__To do__.
Go through the material and write it all out exactly, minus the pictures.

** START **

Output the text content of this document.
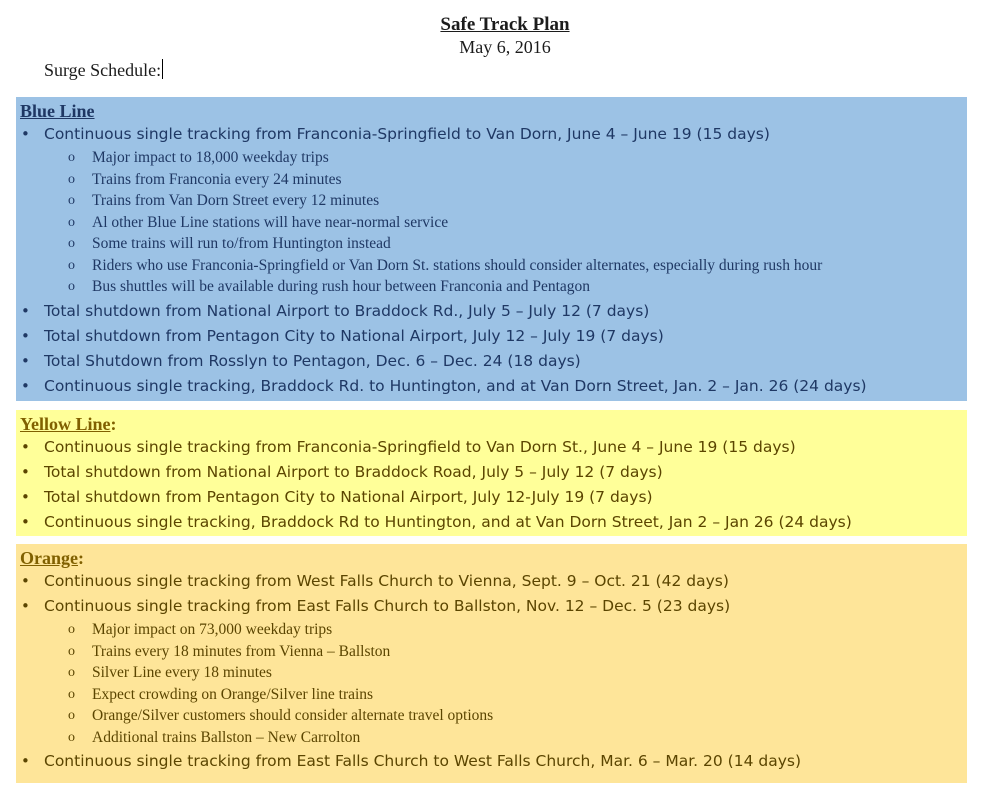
Safe Track Plan
May 6, 2016
Surge Schedule:
Blue Line
• Continuous single tracking from Franconia-Springfield to Van Dorn, June 4 – June 19 (15 days)
o Major impact to 18,000 weekday trips
o Trains from Franconia every 24 minutes
o Trains from Van Dorn Street every 12 minutes
o Al other Blue Line stations will have near-normal service
o Some trains will run to/from Huntington instead
o Riders who use Franconia-Springfield or Van Dorn St. stations should consider alternates, especially during rush hour
o Bus shuttles will be available during rush hour between Franconia and Pentagon
• Total shutdown from National Airport to Braddock Rd., July 5 – July 12 (7 days)
• Total shutdown from Pentagon City to National Airport, July 12 – July 19 (7 days)
• Total Shutdown from Rosslyn to Pentagon, Dec. 6 – Dec. 24 (18 days)
• Continuous single tracking, Braddock Rd. to Huntington, and at Van Dorn Street, Jan. 2 – Jan. 26 (24 days)
Yellow Line:
• Continuous single tracking from Franconia-Springfield to Van Dorn St., June 4 – June 19 (15 days)
• Total shutdown from National Airport to Braddock Road, July 5 – July 12 (7 days)
• Total shutdown from Pentagon City to National Airport, July 12-July 19 (7 days)
• Continuous single tracking, Braddock Rd to Huntington, and at Van Dorn Street, Jan 2 – Jan 26 (24 days)
Orange:
• Continuous single tracking from West Falls Church to Vienna, Sept. 9 – Oct. 21 (42 days)
• Continuous single tracking from East Falls Church to Ballston, Nov. 12 – Dec. 5 (23 days)
o Major impact on 73,000 weekday trips
o Trains every 18 minutes from Vienna – Ballston
o Silver Line every 18 minutes
o Expect crowding on Orange/Silver line trains
o Orange/Silver customers should consider alternate travel options
o Additional trains Ballston – New Carrolton
• Continuous single tracking from East Falls Church to West Falls Church, Mar. 6 – Mar. 20 (14 days)
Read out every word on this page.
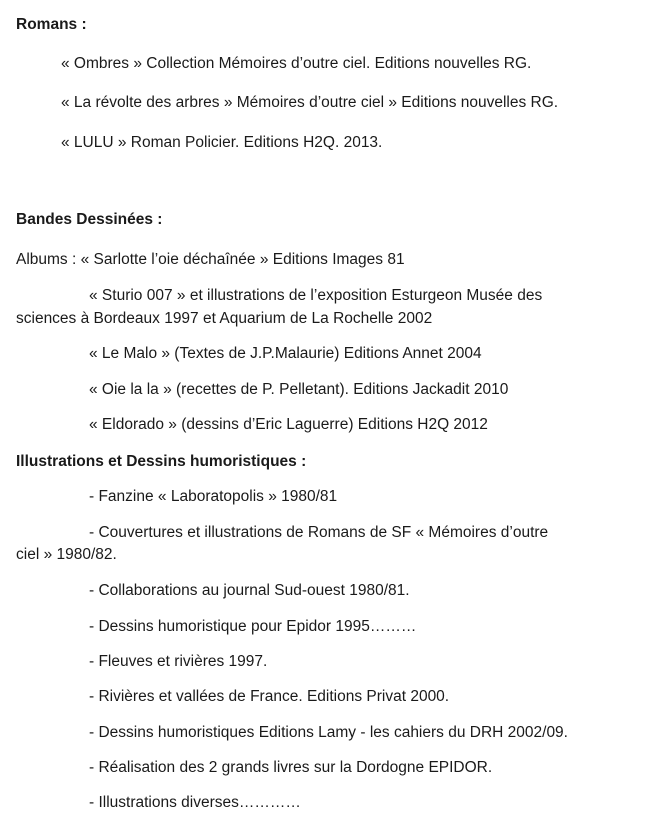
Romans :
« Ombres » Collection Mémoires d’outre ciel. Editions nouvelles RG.
« La révolte des arbres » Mémoires d’outre ciel » Editions nouvelles RG.
« LULU » Roman Policier. Editions H2Q. 2013.
Bandes Dessinées :
Albums : « Sarlotte l’oie déchaînée » Editions Images 81
« Sturio 007 » et illustrations de l’exposition Esturgeon Musée des
sciences à Bordeaux 1997 et Aquarium de La Rochelle 2002
« Le Malo » (Textes de J.P.Malaurie) Editions Annet 2004
« Oie la la » (recettes de P. Pelletant). Editions Jackadit 2010
« Eldorado » (dessins d’Eric Laguerre) Editions H2Q 2012
Illustrations et Dessins humoristiques :
- Fanzine « Laboratopolis » 1980/81
- Couvertures et illustrations de Romans de SF « Mémoires d’outre
ciel » 1980/82.
- Collaborations au journal Sud-ouest 1980/81.
- Dessins humoristique pour Epidor 1995………
- Fleuves et rivières 1997.
- Rivières et vallées de France. Editions Privat 2000.
- Dessins humoristiques Editions Lamy - les cahiers du DRH 2002/09.
- Réalisation des 2 grands livres sur la Dordogne EPIDOR.
- Illustrations diverses…………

** END **

__Correct output__.
Output the text content of this document.
Safe Track Plan
May 6, 2016
Surge Schedule:
Blue Line
• Continuous single tracking from Franconia-Springfield to Van Dorn, June 4 – June 19 (15 days)
o Major impact to 18,000 weekday trips
o Trains from Franconia every 24 minutes
o Trains from Van Dorn Street every 12 minutes
o Al other Blue Line stations will have near-normal service
o Some trains will run to/from Huntington instead
o Riders who use Franconia-Springfield or Van Dorn St. stations should consider alternates, especially during rush hour
o Bus shuttles will be available during rush hour between Franconia and Pentagon
• Total shutdown from National Airport to Braddock Rd., July 5 – July 12 (7 days)
• Total shutdown from Pentagon City to National Airport, July 12 – July 19 (7 days)
• Total Shutdown from Rosslyn to Pentagon, Dec. 6 – Dec. 24 (18 days)
• Continuous single tracking, Braddock Rd. to Huntington, and at Van Dorn Street, Jan. 2 – Jan. 26 (24 days)
Yellow Line:
• Continuous single tracking from Franconia-Springfield to Van Dorn St., June 4 – June 19 (15 days)
• Total shutdown from National Airport to Braddock Road, July 5 – July 12 (7 days)
• Total shutdown from Pentagon City to National Airport, July 12-July 19 (7 days)
• Continuous single tracking, Braddock Rd to Huntington, and at Van Dorn Street, Jan 2 – Jan 26 (24 days)
Orange:
• Continuous single tracking from West Falls Church to Vienna, Sept. 9 – Oct. 21 (42 days)
• Continuous single tracking from East Falls Church to Ballston, Nov. 12 – Dec. 5 (23 days)
o Major impact on 73,000 weekday trips
o Trains every 18 minutes from Vienna – Ballston
o Silver Line every 18 minutes
o Expect crowding on Orange/Silver line trains
o Orange/Silver customers should consider alternate travel options
o Additional trains Ballston – New Carrolton
• Continuous single tracking from East Falls Church to West Falls Church, Mar. 6 – Mar. 20 (14 days)
Read out every word on this page.
Romans :
« Ombres » Collection Mémoires d’outre ciel. Editions nouvelles RG.
« La révolte des arbres » Mémoires d’outre ciel » Editions nouvelles RG.
« LULU » Roman Policier. Editions H2Q. 2013.
Bandes Dessinées :
Albums : « Sarlotte l’oie déchaînée » Editions Images 81
« Sturio 007 » et illustrations de l’exposition Esturgeon Musée des
sciences à Bordeaux 1997 et Aquarium de La Rochelle 2002
« Le Malo » (Textes de J.P.Malaurie) Editions Annet 2004
« Oie la la » (recettes de P. Pelletant). Editions Jackadit 2010
« Eldorado » (dessins d’Eric Laguerre) Editions H2Q 2012
Illustrations et Dessins humoristiques :
- Fanzine « Laboratopolis » 1980/81
- Couvertures et illustrations de Romans de SF « Mémoires d’outre
ciel » 1980/82.
- Collaborations au journal Sud-ouest 1980/81.
- Dessins humoristique pour Epidor 1995………
- Fleuves et rivières 1997.
- Rivières et vallées de France. Editions Privat 2000.
- Dessins humoristiques Editions Lamy - les cahiers du DRH 2002/09.
- Réalisation des 2 grands livres sur la Dordogne EPIDOR.
- Illustrations diverses…………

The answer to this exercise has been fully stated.